── Records provided

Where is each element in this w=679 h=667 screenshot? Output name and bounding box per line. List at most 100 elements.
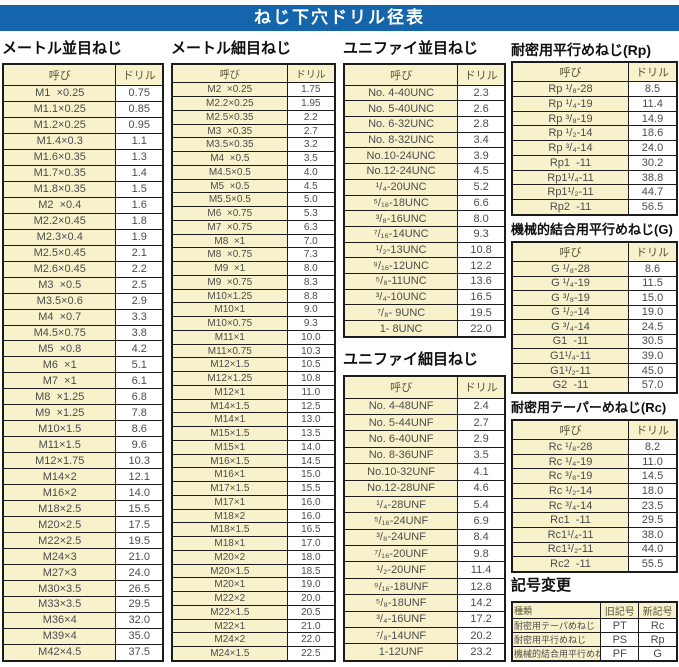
thread-name-cell: Rp ³/₄-14 [511, 140, 630, 156]
thread-name-cell: M5.5×0.5 [171, 192, 288, 208]
rc-table: 呼び ドリル Rc ¹/₈-28 8.2 Rc ¹/₄-19 11.0 Rc ³/₈-19 1… [511, 419, 678, 573]
table-row: M33×3.5 29.5 [2, 595, 164, 613]
thread-name-cell: No. 8-32UNC [343, 131, 459, 149]
drill-value-cell: 11.4 [457, 561, 506, 579]
column-header: 呼び [511, 61, 630, 83]
drill-value-cell: 37.5 [115, 643, 164, 662]
thread-name-cell: 機械的結合用平行めねじ [511, 646, 602, 662]
thread-name-cell: M24×2 [171, 632, 288, 648]
thread-name-cell: M4.5×0.75 [2, 324, 117, 342]
drill-value-cell: 10.8 [286, 371, 336, 386]
table-row: ¹/₂-13UNC 10.8 [343, 241, 506, 259]
thread-name-cell: M16×1 [171, 467, 288, 483]
column-header: ドリル [628, 241, 678, 263]
drill-value-cell: 1.3 [115, 148, 164, 166]
header-row: 種類 旧記号 新記号 [511, 601, 678, 619]
drill-value-cell: Rc [638, 618, 678, 633]
table-row: M2.5×0.35 2.2 [171, 109, 336, 125]
drill-value-cell: 17.0 [286, 536, 336, 551]
table-row: G ¹/₄-19 11.5 [511, 275, 678, 292]
table-row: No. 6-40UNF 2.9 [343, 430, 506, 448]
table-row: M22×1.5 20.5 [171, 604, 336, 620]
thread-name-cell: G1¹/₂-11 [511, 362, 630, 379]
drill-value-cell: 15.5 [115, 500, 164, 518]
thread-name-cell: Rc ³/₄-14 [511, 497, 630, 514]
table-row: G1¹/₂-11 45.0 [511, 362, 678, 379]
thread-name-cell: Rc ³/₈-19 [511, 468, 630, 485]
thread-name-cell: M12×1.75 [2, 452, 117, 470]
table-row: M22×2 20.0 [171, 591, 336, 606]
drill-value-cell: 16.0 [286, 508, 336, 524]
thread-name-cell: ⁵/₈-11UNC [343, 273, 459, 290]
thread-name-cell: M15×1 [171, 439, 288, 455]
thread-name-cell: Rc1 -11 [511, 512, 630, 528]
drill-value-cell: 24.0 [115, 564, 164, 582]
thread-name-cell: No. 5-40UNC [343, 100, 459, 118]
table-row: M16×2 14.0 [2, 484, 164, 502]
table-row: ³/₈-24UNF 8.4 [343, 528, 506, 547]
thread-name-cell: M12×1.25 [171, 371, 288, 386]
g-table: 呼び ドリル G ¹/₈-28 8.6 G ¹/₄-19 11.5 G ³/₈-19 15.0… [511, 241, 678, 394]
table-row: M16×1.5 14.5 [171, 453, 336, 469]
drill-value-cell: 8.3 [286, 274, 336, 290]
drill-value-cell: 39.0 [628, 348, 678, 364]
table-row: ³/₄-16UNF 17.2 [343, 610, 506, 629]
drill-value-cell: 1.1 [115, 132, 164, 150]
table-row: M12×1.25 10.8 [171, 371, 336, 386]
drill-value-cell: 9.3 [286, 316, 336, 331]
thread-name-cell: M20×1 [171, 577, 288, 593]
thread-name-cell: ⁹/₁₆-12UNC [343, 257, 459, 275]
table-row: M4 ×0.5 3.5 [171, 151, 336, 166]
thread-name-cell: Rp1¹/₄-11 [511, 169, 630, 186]
drill-value-cell: 16.5 [286, 522, 336, 538]
table-row: No. 8-36UNF 3.5 [343, 446, 506, 465]
table-row: No.10-32UNF 4.1 [343, 463, 506, 481]
table-row: M2.5×0.45 2.1 [2, 244, 164, 262]
thread-name-cell: M3.5×0.35 [171, 137, 288, 153]
drill-value-cell: 2.2 [286, 109, 336, 125]
thread-name-cell: M24×3 [2, 548, 117, 566]
thread-name-cell: M10×1.25 [171, 288, 288, 304]
table-row: 機械的結合用平行めねじPFG [511, 646, 678, 662]
table-row: ⁷/₈-14UNF 20.2 [343, 627, 506, 645]
table-row: G ¹/₈-28 8.6 [511, 261, 678, 277]
table-row: M11×0.75 10.3 [171, 343, 336, 359]
table-row: M24×2 22.0 [171, 632, 336, 648]
table-row: M8 ×0.75 7.3 [171, 247, 336, 263]
table-row: ⁵/₁₆-18UNC 6.6 [343, 194, 506, 212]
column-header: ドリル [628, 419, 678, 441]
table-row: Rc1 -11 29.5 [511, 512, 678, 528]
thread-name-cell: M6 ×0.75 [171, 206, 288, 221]
drill-value-cell: 16.5 [457, 288, 506, 306]
table-row: Rp ¹/₄-19 11.4 [511, 96, 678, 112]
thread-name-cell: M2.3×0.4 [2, 228, 117, 246]
drill-value-cell: 7.0 [286, 233, 336, 249]
thread-name-cell: Rp1 -11 [511, 154, 630, 171]
section-heading-rp: 耐密用平行めねじ(Rp) [511, 42, 651, 58]
thread-name-cell: M1.4×0.3 [2, 132, 117, 150]
drill-value-cell: 44.0 [628, 541, 678, 558]
thread-name-cell: M12×1 [171, 384, 288, 400]
thread-name-cell: G ¹/₈-28 [511, 261, 630, 277]
drill-value-cell: 8.0 [286, 261, 336, 276]
thread-name-cell: M11×1.5 [2, 436, 117, 454]
table-row: M14×1.5 12.5 [171, 398, 336, 414]
drill-value-cell: 29.5 [628, 512, 678, 528]
drill-value-cell: 56.5 [628, 199, 678, 216]
thread-name-cell: No. 8-36UNF [343, 446, 459, 465]
thread-name-cell: M7 ×1 [2, 372, 117, 390]
table-row: M4.5×0.75 3.8 [2, 324, 164, 342]
drill-value-cell: 11.0 [628, 453, 678, 470]
table-row: M30×3.5 26.5 [2, 580, 164, 597]
thread-name-cell: M8 ×1 [171, 233, 288, 249]
drill-value-cell: 2.9 [457, 430, 506, 448]
thread-name-cell: M36×4 [2, 611, 117, 629]
table-row: M12×1.5 10.5 [171, 357, 336, 373]
thread-name-cell: M16×2 [2, 484, 117, 502]
thread-name-cell: Rp ³/₈-19 [511, 110, 630, 127]
drill-value-cell: 30.5 [628, 333, 678, 350]
table-row: M7 ×1 6.1 [2, 372, 164, 390]
table-row: 1- 8UNC 22.0 [343, 320, 506, 338]
thread-name-cell: M2.5×0.35 [171, 109, 288, 125]
thread-name-cell: M20×2.5 [2, 516, 117, 534]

────

Aim
Write out all of the material above word for word, leaving out any pictures.

Exercise output
Where is each element in this w=679 h=667 screenshot? Output name and bounding box per line. List at most 100 elements.
thread-name-cell: Rp ³/₄-14 [511, 140, 630, 156]
thread-name-cell: M5.5×0.5 [171, 192, 288, 208]
rc-table: 呼び ドリル Rc ¹/₈-28 8.2 Rc ¹/₄-19 11.0 Rc ³/₈-19 1… [511, 419, 678, 573]
table-row: M33×3.5 29.5 [2, 595, 164, 613]
thread-name-cell: No. 8-32UNC [343, 131, 459, 149]
drill-value-cell: 11.4 [457, 561, 506, 579]
column-header: 呼び [511, 61, 630, 83]
drill-value-cell: 37.5 [115, 643, 164, 662]
thread-name-cell: 機械的結合用平行めねじ [511, 646, 602, 662]
thread-name-cell: M24×2 [171, 632, 288, 648]
thread-name-cell: M4.5×0.75 [2, 324, 117, 342]
drill-value-cell: 10.8 [286, 371, 336, 386]
table-row: ¹/₂-13UNC 10.8 [343, 241, 506, 259]
thread-name-cell: M16×1 [171, 467, 288, 483]
column-header: ドリル [628, 241, 678, 263]
drill-value-cell: 1.3 [115, 148, 164, 166]
header-row: 種類 旧記号 新記号 [511, 601, 678, 619]
drill-value-cell: Rc [638, 618, 678, 633]
table-row: M2.5×0.35 2.2 [171, 109, 336, 125]
drill-value-cell: 17.0 [286, 536, 336, 551]
table-row: G ¹/₄-19 11.5 [511, 275, 678, 292]
table-row: No. 6-40UNF 2.9 [343, 430, 506, 448]
table-row: M22×1.5 20.5 [171, 604, 336, 620]
thread-name-cell: G1¹/₂-11 [511, 362, 630, 379]
drill-value-cell: 15.5 [115, 500, 164, 518]
thread-name-cell: Rc ³/₄-14 [511, 497, 630, 514]
table-row: G1¹/₂-11 45.0 [511, 362, 678, 379]
thread-name-cell: Rc ³/₈-19 [511, 468, 630, 485]
thread-name-cell: M12×1.75 [2, 452, 117, 470]
table-row: M22×2 20.0 [171, 591, 336, 606]
drill-value-cell: 16.0 [286, 508, 336, 524]
thread-name-cell: ⁵/₈-11UNC [343, 273, 459, 290]
thread-name-cell: M15×1 [171, 439, 288, 455]
thread-name-cell: Rc1 -11 [511, 512, 630, 528]
drill-value-cell: 24.0 [115, 564, 164, 582]
thread-name-cell: No. 5-40UNC [343, 100, 459, 118]
table-row: M16×2 14.0 [2, 484, 164, 502]
table-row: ³/₈-24UNF 8.4 [343, 528, 506, 547]
thread-name-cell: M12×1.25 [171, 371, 288, 386]
g-table: 呼び ドリル G ¹/₈-28 8.6 G ¹/₄-19 11.5 G ³/₈-19 15.0… [511, 241, 678, 394]
table-row: M16×1.5 14.5 [171, 453, 336, 469]
drill-value-cell: 8.3 [286, 274, 336, 290]
drill-value-cell: 39.0 [628, 348, 678, 364]
table-row: ³/₄-16UNF 17.2 [343, 610, 506, 629]
drill-value-cell: 1.1 [115, 132, 164, 150]
table-row: M12×1.25 10.8 [171, 371, 336, 386]
drill-value-cell: 9.3 [286, 316, 336, 331]
thread-name-cell: M20×1 [171, 577, 288, 593]
thread-name-cell: ⁹/₁₆-12UNC [343, 257, 459, 275]
table-row: M4 ×0.5 3.5 [171, 151, 336, 166]
thread-name-cell: Rp1¹/₄-11 [511, 169, 630, 186]
drill-value-cell: 16.5 [286, 522, 336, 538]
table-row: No. 8-36UNF 3.5 [343, 446, 506, 465]
table-row: No.10-32UNF 4.1 [343, 463, 506, 481]
table-row: M2.5×0.45 2.1 [2, 244, 164, 262]
thread-name-cell: M3.5×0.35 [171, 137, 288, 153]
drill-value-cell: 2.2 [286, 109, 336, 125]
thread-name-cell: M24×3 [2, 548, 117, 566]
thread-name-cell: M10×1.25 [171, 288, 288, 304]
table-row: 機械的結合用平行めねじPFG [511, 646, 678, 662]
table-row: ⁷/₈-14UNF 20.2 [343, 627, 506, 645]
table-row: G ¹/₈-28 8.6 [511, 261, 678, 277]
table-row: M11×0.75 10.3 [171, 343, 336, 359]
table-row: M24×2 22.0 [171, 632, 336, 648]
table-row: M8 ×0.75 7.3 [171, 247, 336, 263]
table-row: ⁵/₁₆-18UNC 6.6 [343, 194, 506, 212]
column-header: ドリル [628, 419, 678, 441]
table-row: Rc1 -11 29.5 [511, 512, 678, 528]
thread-name-cell: M6 ×0.75 [171, 206, 288, 221]
drill-value-cell: 16.5 [457, 288, 506, 306]
table-row: Rp ¹/₄-19 11.4 [511, 96, 678, 112]
thread-name-cell: M2.3×0.4 [2, 228, 117, 246]
drill-value-cell: 7.0 [286, 233, 336, 249]
thread-name-cell: Rp1 -11 [511, 154, 630, 171]
section-heading-rp: 耐密用平行めねじ(Rp) [511, 42, 651, 58]
thread-name-cell: M1.4×0.3 [2, 132, 117, 150]
drill-value-cell: 44.0 [628, 541, 678, 558]
thread-name-cell: M12×1 [171, 384, 288, 400]
thread-name-cell: G ¹/₈-28 [511, 261, 630, 277]
drill-value-cell: 8.0 [286, 261, 336, 276]
thread-name-cell: M11×1.5 [2, 436, 117, 454]
table-row: M14×1.5 12.5 [171, 398, 336, 414]
drill-value-cell: 29.5 [628, 512, 678, 528]
drill-value-cell: 56.5 [628, 199, 678, 216]
thread-name-cell: No. 8-36UNF [343, 446, 459, 465]
thread-name-cell: M7 ×1 [2, 372, 117, 390]
table-row: M4.5×0.75 3.8 [2, 324, 164, 342]
drill-value-cell: 11.0 [628, 453, 678, 470]
table-row: M30×3.5 26.5 [2, 580, 164, 597]
thread-name-cell: M8 ×1 [171, 233, 288, 249]
drill-value-cell: 2.9 [457, 430, 506, 448]
thread-name-cell: M36×4 [2, 611, 117, 629]
table-row: M12×1.5 10.5 [171, 357, 336, 373]
thread-name-cell: M16×2 [2, 484, 117, 502]
thread-name-cell: Rp ³/₈-19 [511, 110, 630, 127]
drill-value-cell: 30.5 [628, 333, 678, 350]
table-row: M7 ×1 6.1 [2, 372, 164, 390]
table-row: 1- 8UNC 22.0 [343, 320, 506, 338]
thread-name-cell: M2.5×0.35 [171, 109, 288, 125]
thread-name-cell: M20×2.5 [2, 516, 117, 534]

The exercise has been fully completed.